● TASK DETAILS
Once the pictures are set aside, reproduce all of the records exactly.

SUPPLIED ENTRIES section start

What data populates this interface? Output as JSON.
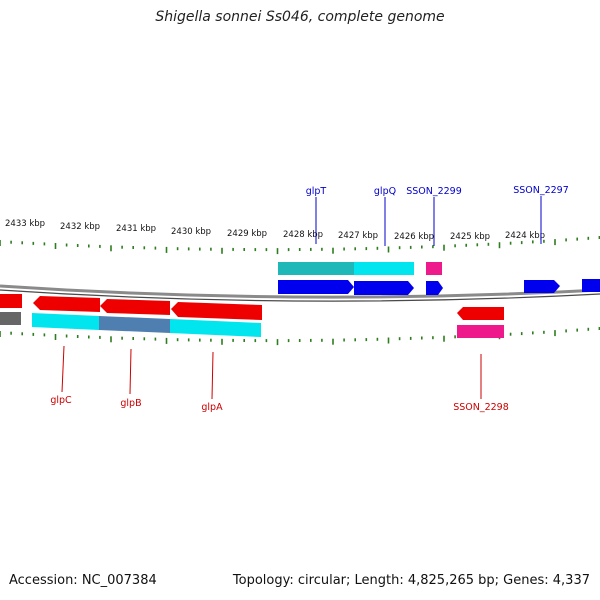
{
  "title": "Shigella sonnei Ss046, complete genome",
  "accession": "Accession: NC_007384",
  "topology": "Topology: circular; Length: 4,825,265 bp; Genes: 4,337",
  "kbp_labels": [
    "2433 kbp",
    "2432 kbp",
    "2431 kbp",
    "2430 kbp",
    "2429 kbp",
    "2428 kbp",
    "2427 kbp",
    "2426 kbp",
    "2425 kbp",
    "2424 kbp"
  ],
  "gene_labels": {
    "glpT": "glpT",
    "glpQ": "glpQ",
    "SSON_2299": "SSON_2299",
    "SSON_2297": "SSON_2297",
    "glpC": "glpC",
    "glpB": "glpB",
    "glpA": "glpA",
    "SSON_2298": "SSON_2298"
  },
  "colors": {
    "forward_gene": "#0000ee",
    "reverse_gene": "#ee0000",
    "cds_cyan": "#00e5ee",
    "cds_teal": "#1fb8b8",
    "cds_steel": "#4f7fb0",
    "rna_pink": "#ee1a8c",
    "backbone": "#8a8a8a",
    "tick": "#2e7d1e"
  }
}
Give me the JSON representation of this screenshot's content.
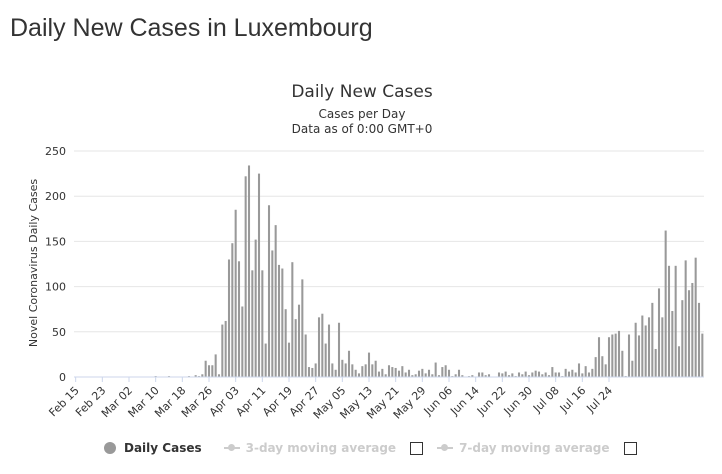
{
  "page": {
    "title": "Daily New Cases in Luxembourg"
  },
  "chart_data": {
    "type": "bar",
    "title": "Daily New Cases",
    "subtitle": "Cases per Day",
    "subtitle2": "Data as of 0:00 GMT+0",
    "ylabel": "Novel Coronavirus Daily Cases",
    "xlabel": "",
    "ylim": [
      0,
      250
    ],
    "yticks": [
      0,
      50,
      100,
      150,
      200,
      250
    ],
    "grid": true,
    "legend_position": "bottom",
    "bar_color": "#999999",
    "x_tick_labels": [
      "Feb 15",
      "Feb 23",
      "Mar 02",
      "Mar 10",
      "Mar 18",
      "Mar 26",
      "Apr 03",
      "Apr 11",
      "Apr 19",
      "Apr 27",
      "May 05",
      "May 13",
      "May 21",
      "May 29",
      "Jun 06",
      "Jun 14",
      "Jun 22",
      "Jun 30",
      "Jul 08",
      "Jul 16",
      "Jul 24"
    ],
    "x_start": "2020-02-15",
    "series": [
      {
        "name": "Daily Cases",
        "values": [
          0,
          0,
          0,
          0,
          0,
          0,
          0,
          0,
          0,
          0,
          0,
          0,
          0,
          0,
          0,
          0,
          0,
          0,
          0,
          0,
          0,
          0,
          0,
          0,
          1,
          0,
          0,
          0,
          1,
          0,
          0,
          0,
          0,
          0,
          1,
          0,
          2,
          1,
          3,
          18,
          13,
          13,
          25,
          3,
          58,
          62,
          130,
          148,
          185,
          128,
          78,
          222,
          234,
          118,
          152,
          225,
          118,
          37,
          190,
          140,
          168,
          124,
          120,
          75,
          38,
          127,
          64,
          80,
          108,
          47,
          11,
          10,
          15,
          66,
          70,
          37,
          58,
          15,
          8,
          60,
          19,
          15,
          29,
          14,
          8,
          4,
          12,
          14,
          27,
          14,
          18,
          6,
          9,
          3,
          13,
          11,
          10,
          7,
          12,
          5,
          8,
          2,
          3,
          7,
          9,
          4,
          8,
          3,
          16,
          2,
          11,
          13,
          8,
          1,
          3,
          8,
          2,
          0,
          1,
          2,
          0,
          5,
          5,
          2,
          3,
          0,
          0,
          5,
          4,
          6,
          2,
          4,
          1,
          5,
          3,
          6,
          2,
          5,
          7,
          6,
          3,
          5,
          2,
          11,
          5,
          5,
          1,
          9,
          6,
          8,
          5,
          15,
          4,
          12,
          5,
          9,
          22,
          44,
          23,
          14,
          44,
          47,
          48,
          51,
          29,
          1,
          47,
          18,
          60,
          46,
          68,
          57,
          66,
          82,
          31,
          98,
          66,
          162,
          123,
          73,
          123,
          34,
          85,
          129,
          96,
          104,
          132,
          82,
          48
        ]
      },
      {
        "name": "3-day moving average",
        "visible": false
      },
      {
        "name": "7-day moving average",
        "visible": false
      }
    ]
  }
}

SUPPLIED ENTRIES section end

● WORKED SOLUTION
What data populates this interface? Output as JSON.
{
  "title": "Shigella sonnei Ss046, complete genome",
  "accession": "Accession: NC_007384",
  "topology": "Topology: circular; Length: 4,825,265 bp; Genes: 4,337",
  "kbp_labels": [
    "2433 kbp",
    "2432 kbp",
    "2431 kbp",
    "2430 kbp",
    "2429 kbp",
    "2428 kbp",
    "2427 kbp",
    "2426 kbp",
    "2425 kbp",
    "2424 kbp"
  ],
  "gene_labels": {
    "glpT": "glpT",
    "glpQ": "glpQ",
    "SSON_2299": "SSON_2299",
    "SSON_2297": "SSON_2297",
    "glpC": "glpC",
    "glpB": "glpB",
    "glpA": "glpA",
    "SSON_2298": "SSON_2298"
  },
  "colors": {
    "forward_gene": "#0000ee",
    "reverse_gene": "#ee0000",
    "cds_cyan": "#00e5ee",
    "cds_teal": "#1fb8b8",
    "cds_steel": "#4f7fb0",
    "rna_pink": "#ee1a8c",
    "backbone": "#8a8a8a",
    "tick": "#2e7d1e"
  }
}
Give me the JSON representation of this screenshot's content.
{
  "page": {
    "title": "Daily New Cases in Luxembourg"
  },
  "chart_data": {
    "type": "bar",
    "title": "Daily New Cases",
    "subtitle": "Cases per Day",
    "subtitle2": "Data as of 0:00 GMT+0",
    "ylabel": "Novel Coronavirus Daily Cases",
    "xlabel": "",
    "ylim": [
      0,
      250
    ],
    "yticks": [
      0,
      50,
      100,
      150,
      200,
      250
    ],
    "grid": true,
    "legend_position": "bottom",
    "bar_color": "#999999",
    "x_tick_labels": [
      "Feb 15",
      "Feb 23",
      "Mar 02",
      "Mar 10",
      "Mar 18",
      "Mar 26",
      "Apr 03",
      "Apr 11",
      "Apr 19",
      "Apr 27",
      "May 05",
      "May 13",
      "May 21",
      "May 29",
      "Jun 06",
      "Jun 14",
      "Jun 22",
      "Jun 30",
      "Jul 08",
      "Jul 16",
      "Jul 24"
    ],
    "x_start": "2020-02-15",
    "series": [
      {
        "name": "Daily Cases",
        "values": [
          0,
          0,
          0,
          0,
          0,
          0,
          0,
          0,
          0,
          0,
          0,
          0,
          0,
          0,
          0,
          0,
          0,
          0,
          0,
          0,
          0,
          0,
          0,
          0,
          1,
          0,
          0,
          0,
          1,
          0,
          0,
          0,
          0,
          0,
          1,
          0,
          2,
          1,
          3,
          18,
          13,
          13,
          25,
          3,
          58,
          62,
          130,
          148,
          185,
          128,
          78,
          222,
          234,
          118,
          152,
          225,
          118,
          37,
          190,
          140,
          168,
          124,
          120,
          75,
          38,
          127,
          64,
          80,
          108,
          47,
          11,
          10,
          15,
          66,
          70,
          37,
          58,
          15,
          8,
          60,
          19,
          15,
          29,
          14,
          8,
          4,
          12,
          14,
          27,
          14,
          18,
          6,
          9,
          3,
          13,
          11,
          10,
          7,
          12,
          5,
          8,
          2,
          3,
          7,
          9,
          4,
          8,
          3,
          16,
          2,
          11,
          13,
          8,
          1,
          3,
          8,
          2,
          0,
          1,
          2,
          0,
          5,
          5,
          2,
          3,
          0,
          0,
          5,
          4,
          6,
          2,
          4,
          1,
          5,
          3,
          6,
          2,
          5,
          7,
          6,
          3,
          5,
          2,
          11,
          5,
          5,
          1,
          9,
          6,
          8,
          5,
          15,
          4,
          12,
          5,
          9,
          22,
          44,
          23,
          14,
          44,
          47,
          48,
          51,
          29,
          1,
          47,
          18,
          60,
          46,
          68,
          57,
          66,
          82,
          31,
          98,
          66,
          162,
          123,
          73,
          123,
          34,
          85,
          129,
          96,
          104,
          132,
          82,
          48
        ]
      },
      {
        "name": "3-day moving average",
        "visible": false
      },
      {
        "name": "7-day moving average",
        "visible": false
      }
    ]
  }
}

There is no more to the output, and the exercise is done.